**Data records**
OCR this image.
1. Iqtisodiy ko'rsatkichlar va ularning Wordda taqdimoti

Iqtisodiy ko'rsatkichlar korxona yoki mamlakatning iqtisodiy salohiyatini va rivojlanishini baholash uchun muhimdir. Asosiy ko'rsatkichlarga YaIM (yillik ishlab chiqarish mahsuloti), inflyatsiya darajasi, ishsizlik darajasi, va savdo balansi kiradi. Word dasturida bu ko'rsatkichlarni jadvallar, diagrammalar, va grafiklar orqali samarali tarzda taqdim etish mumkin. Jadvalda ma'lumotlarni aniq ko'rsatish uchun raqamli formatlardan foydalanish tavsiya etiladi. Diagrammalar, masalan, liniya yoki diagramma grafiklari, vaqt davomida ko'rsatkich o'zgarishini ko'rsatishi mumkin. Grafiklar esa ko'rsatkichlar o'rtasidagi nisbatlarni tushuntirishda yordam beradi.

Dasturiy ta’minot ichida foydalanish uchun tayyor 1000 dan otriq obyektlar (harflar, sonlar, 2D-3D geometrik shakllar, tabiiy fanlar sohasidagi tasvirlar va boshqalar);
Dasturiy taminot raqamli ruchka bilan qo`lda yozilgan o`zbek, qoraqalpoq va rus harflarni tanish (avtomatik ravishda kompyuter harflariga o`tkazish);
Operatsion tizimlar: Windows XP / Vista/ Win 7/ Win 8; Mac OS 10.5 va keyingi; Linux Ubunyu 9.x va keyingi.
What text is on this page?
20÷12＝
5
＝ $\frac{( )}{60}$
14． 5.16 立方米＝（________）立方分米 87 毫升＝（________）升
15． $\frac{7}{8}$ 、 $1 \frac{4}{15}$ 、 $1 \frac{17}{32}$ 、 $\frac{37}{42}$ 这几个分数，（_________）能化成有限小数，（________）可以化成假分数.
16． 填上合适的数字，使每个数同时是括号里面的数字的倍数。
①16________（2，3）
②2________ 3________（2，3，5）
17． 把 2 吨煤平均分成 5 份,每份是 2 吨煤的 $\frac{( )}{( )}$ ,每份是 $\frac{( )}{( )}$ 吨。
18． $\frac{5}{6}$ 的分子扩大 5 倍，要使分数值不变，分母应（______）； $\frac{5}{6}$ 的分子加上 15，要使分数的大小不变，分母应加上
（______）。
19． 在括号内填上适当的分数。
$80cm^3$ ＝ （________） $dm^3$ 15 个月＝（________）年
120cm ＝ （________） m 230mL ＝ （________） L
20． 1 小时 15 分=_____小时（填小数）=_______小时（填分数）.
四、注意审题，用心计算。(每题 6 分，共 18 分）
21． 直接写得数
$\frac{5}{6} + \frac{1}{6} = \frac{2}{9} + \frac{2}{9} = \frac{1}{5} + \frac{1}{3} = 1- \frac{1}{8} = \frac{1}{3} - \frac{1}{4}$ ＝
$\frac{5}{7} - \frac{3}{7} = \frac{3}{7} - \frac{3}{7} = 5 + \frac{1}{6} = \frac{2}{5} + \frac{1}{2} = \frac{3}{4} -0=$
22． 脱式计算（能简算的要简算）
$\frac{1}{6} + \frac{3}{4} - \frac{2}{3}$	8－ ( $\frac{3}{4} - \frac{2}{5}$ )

**Problem description**
Show every line from the listing above in which the string "this" appears.

**Reply to the task**
OCR this image.
What text is on this page?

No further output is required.